Below are records. Copy every line with "icon" in it.

*** DATA FOR THIS TASK Section Begins ***

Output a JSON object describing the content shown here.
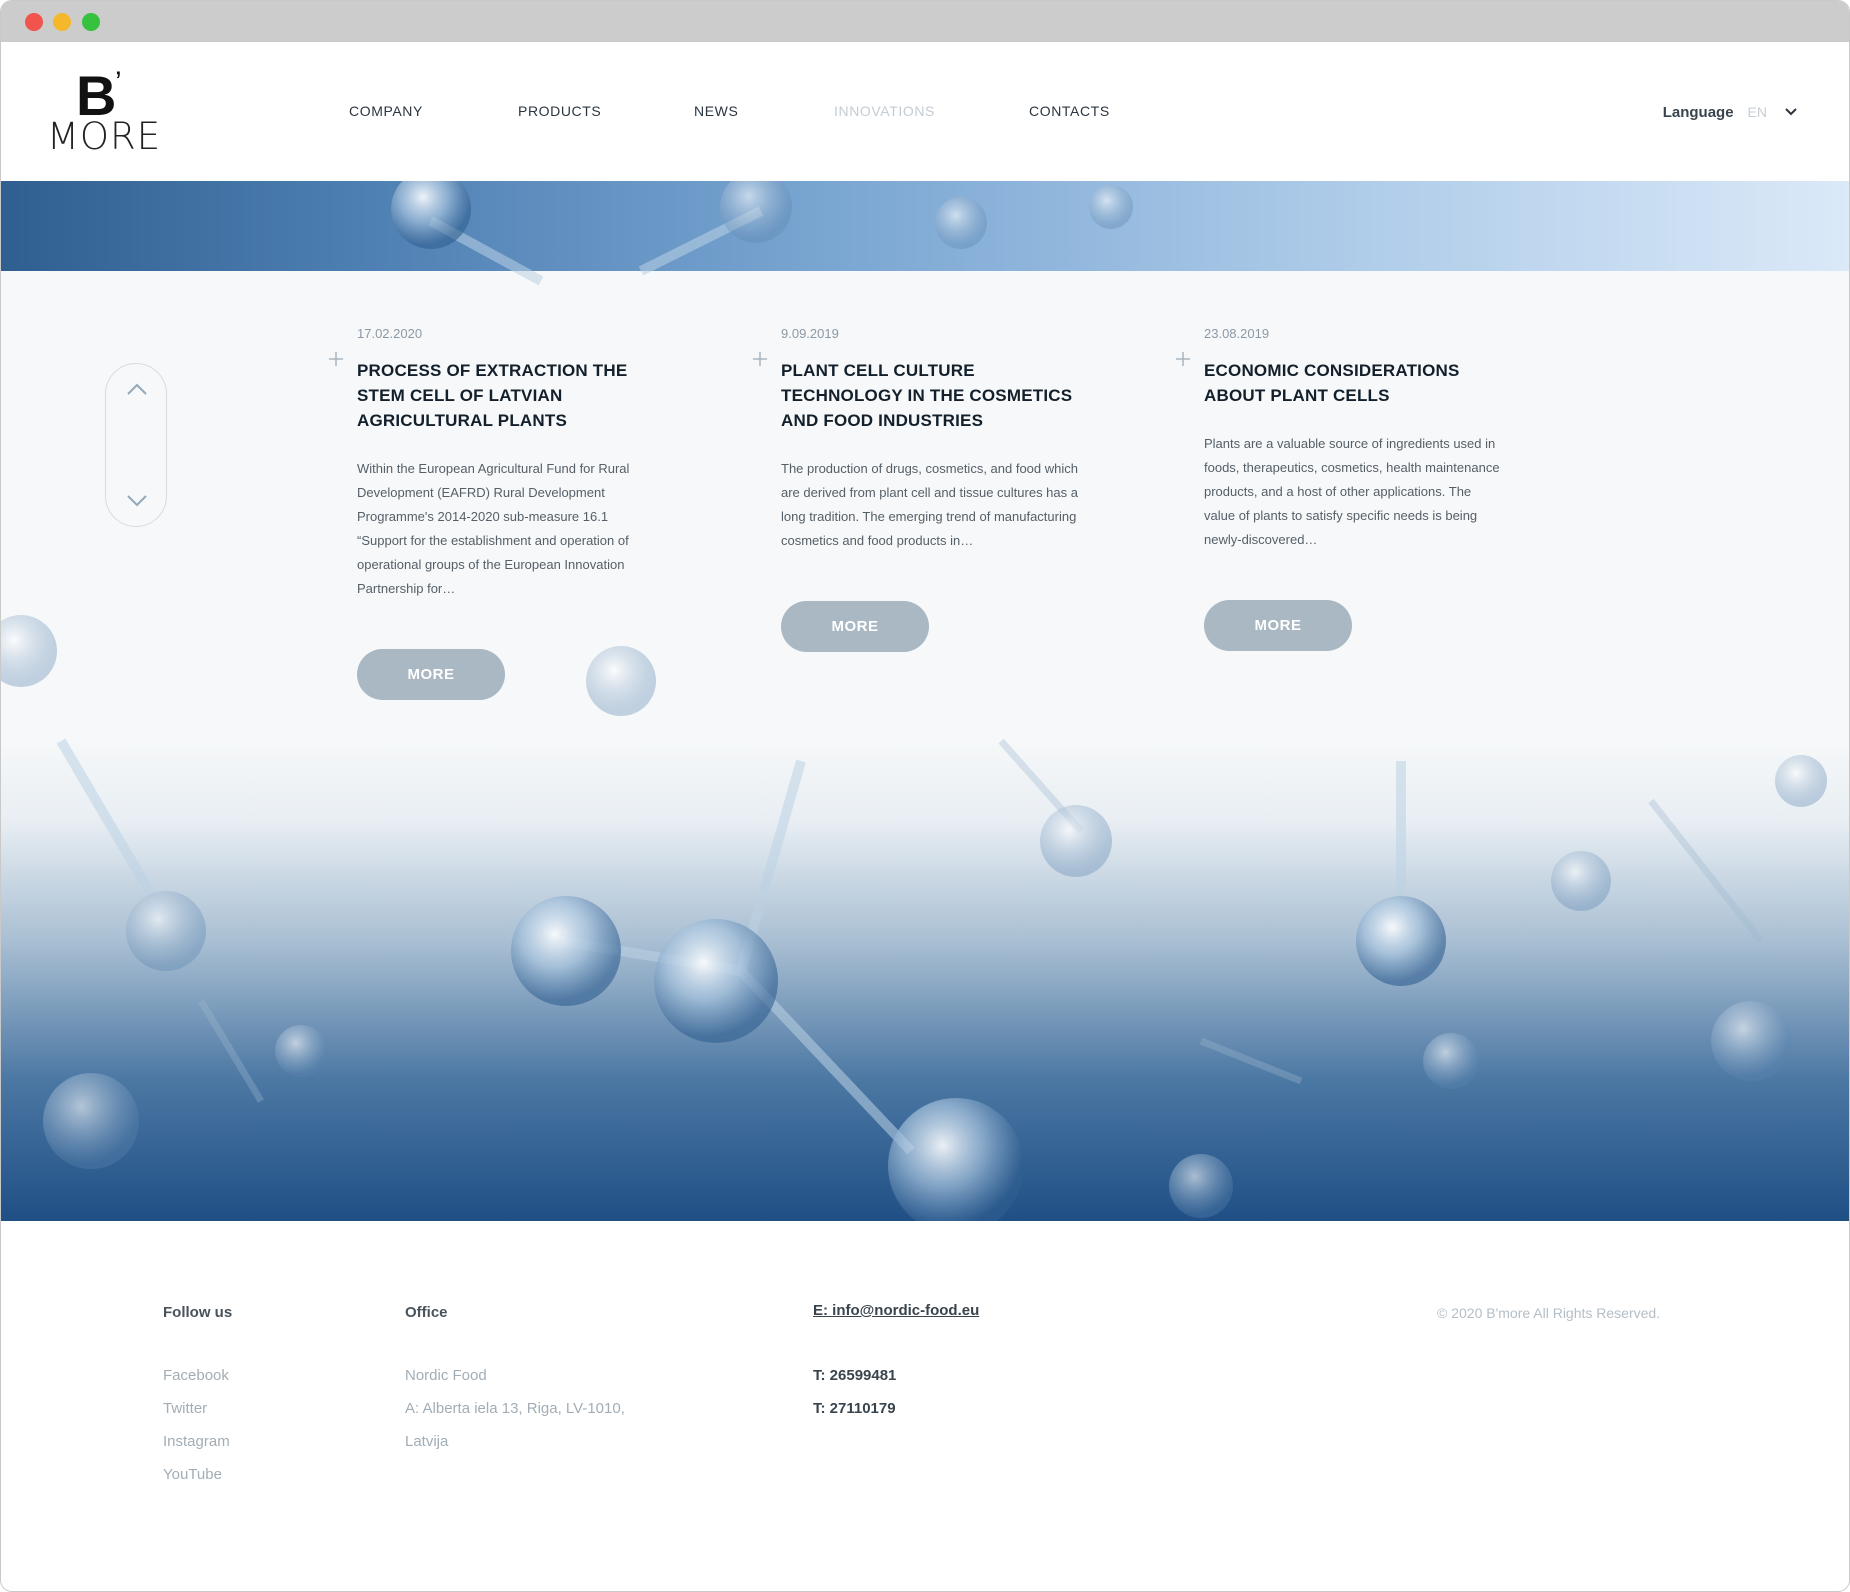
{
  "window": {
    "title": ""
  },
  "brand": {
    "logo_letter": "B",
    "logo_mark": "’",
    "logo_word": "MORE"
  },
  "nav": {
    "items": [
      {
        "label": "COMPANY",
        "state": "normal"
      },
      {
        "label": "PRODUCTS",
        "state": "normal"
      },
      {
        "label": "NEWS",
        "state": "normal"
      },
      {
        "label": "INNOVATIONS",
        "state": "active-dim"
      },
      {
        "label": "CONTACTS",
        "state": "normal"
      }
    ]
  },
  "language": {
    "label": "Language",
    "selected": "EN",
    "icon": "chevron-down-icon"
  },
  "scroller": {
    "up_icon": "chevron-up-icon",
    "down_icon": "chevron-down-icon"
  },
  "news": [
    {
      "date": "17.02.2020",
      "title": "PROCESS OF EXTRACTION THE STEM CELL OF LATVIAN AGRICULTURAL PLANTS",
      "excerpt": "Within the European Agricultural Fund for Rural Development (EAFRD) Rural Development Programme's 2014-2020 sub-measure 16.1 “Support for the establishment and operation of operational groups of the European Innovation Partnership for…",
      "button": "MORE"
    },
    {
      "date": "9.09.2019",
      "title": "PLANT CELL CULTURE TECHNOLOGY IN THE COSMETICS AND FOOD INDUSTRIES",
      "excerpt": "The production of drugs, cosmetics, and food which are derived from plant cell and tissue cultures has a long tradition. The emerging trend of manufacturing cosmetics and food products in…",
      "button": "MORE"
    },
    {
      "date": "23.08.2019",
      "title": "ECONOMIC CONSIDERATIONS ABOUT PLANT CELLS",
      "excerpt": "Plants are a valuable source of ingredients used in foods, therapeutics, cosmetics, health maintenance products, and a host of other applications. The value of plants to satisfy specific needs is being newly-discovered…",
      "button": "MORE"
    }
  ],
  "footer": {
    "follow": {
      "heading": "Follow us",
      "links": [
        "Facebook",
        "Twitter",
        "Instagram",
        "YouTube"
      ]
    },
    "office": {
      "heading": "Office",
      "lines": [
        "Nordic Food",
        "A: Alberta iela 13, Riga, LV-1010,",
        "Latvija"
      ]
    },
    "contact": {
      "email": "E: info@nordic-food.eu",
      "phones": [
        "T: 26599481",
        "T: 27110179"
      ]
    },
    "copyright": "© 2020 B'more All Rights Reserved."
  },
  "colors": {
    "button_bg": "#a9b8c2",
    "hero_dark": "#1f4f85",
    "muted_text": "#a2adb6"
  }
}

*** DATA FOR THIS TASK Section Ends ***

ANSWER =>
    "icon": "chevron-down-icon"
    "up_icon": "chevron-up-icon",
    "down_icon": "chevron-down-icon"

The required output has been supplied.